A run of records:
##############################

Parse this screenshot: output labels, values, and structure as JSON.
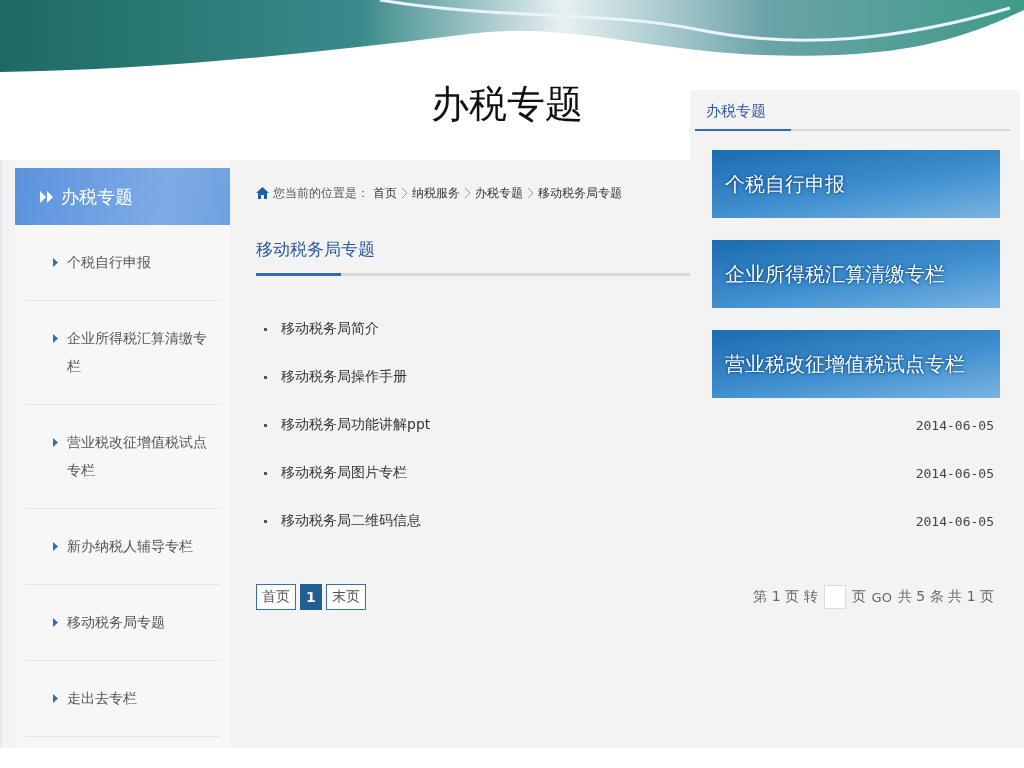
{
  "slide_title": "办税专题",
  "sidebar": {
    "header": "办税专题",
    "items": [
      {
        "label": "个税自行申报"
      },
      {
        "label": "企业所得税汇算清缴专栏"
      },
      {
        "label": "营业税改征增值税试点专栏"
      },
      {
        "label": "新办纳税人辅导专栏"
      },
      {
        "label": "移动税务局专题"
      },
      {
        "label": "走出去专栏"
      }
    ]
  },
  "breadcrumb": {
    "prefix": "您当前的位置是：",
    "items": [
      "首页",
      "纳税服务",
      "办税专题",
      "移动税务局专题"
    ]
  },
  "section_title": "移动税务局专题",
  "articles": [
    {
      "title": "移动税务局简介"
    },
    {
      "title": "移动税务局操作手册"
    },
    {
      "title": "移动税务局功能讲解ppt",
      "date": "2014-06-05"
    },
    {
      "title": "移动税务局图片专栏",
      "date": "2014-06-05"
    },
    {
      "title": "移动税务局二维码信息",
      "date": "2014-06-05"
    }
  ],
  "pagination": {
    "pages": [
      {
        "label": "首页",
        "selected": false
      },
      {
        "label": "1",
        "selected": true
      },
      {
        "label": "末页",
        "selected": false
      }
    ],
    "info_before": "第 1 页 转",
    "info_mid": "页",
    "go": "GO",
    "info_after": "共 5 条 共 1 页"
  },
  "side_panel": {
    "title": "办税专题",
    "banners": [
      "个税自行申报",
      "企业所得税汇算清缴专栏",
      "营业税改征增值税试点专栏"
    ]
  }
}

##############################

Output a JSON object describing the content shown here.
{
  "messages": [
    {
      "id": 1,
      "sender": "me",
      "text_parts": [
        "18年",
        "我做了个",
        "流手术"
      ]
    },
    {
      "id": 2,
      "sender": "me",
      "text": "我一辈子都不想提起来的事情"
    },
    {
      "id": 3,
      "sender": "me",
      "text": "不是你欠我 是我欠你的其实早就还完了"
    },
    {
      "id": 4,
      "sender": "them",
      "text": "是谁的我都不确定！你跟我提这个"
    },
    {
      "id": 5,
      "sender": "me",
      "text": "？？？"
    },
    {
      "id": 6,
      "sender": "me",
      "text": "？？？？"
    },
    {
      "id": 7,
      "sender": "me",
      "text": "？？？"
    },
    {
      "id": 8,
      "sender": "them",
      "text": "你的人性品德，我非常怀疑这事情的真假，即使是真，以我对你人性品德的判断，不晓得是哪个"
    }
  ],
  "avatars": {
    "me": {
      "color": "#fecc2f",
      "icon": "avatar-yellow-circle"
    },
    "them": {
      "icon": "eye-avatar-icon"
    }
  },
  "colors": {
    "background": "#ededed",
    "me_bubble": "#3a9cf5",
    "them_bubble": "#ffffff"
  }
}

##############################

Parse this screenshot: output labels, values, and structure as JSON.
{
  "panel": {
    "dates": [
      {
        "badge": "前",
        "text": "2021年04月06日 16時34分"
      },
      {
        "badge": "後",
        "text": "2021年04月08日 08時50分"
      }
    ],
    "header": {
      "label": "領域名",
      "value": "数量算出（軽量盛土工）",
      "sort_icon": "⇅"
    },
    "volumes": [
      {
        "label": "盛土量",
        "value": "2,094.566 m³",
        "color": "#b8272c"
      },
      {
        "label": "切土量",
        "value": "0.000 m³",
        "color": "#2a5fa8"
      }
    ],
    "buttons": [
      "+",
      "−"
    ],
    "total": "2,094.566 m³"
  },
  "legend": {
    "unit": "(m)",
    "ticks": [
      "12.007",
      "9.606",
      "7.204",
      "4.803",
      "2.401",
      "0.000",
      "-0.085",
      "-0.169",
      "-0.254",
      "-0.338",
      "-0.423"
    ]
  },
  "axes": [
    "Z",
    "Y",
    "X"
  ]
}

##############################

> _Aim_
Check each line in the records for the word "移动税务局专题" and say how many have it, with nothing else.

> _Output of the exercise_
3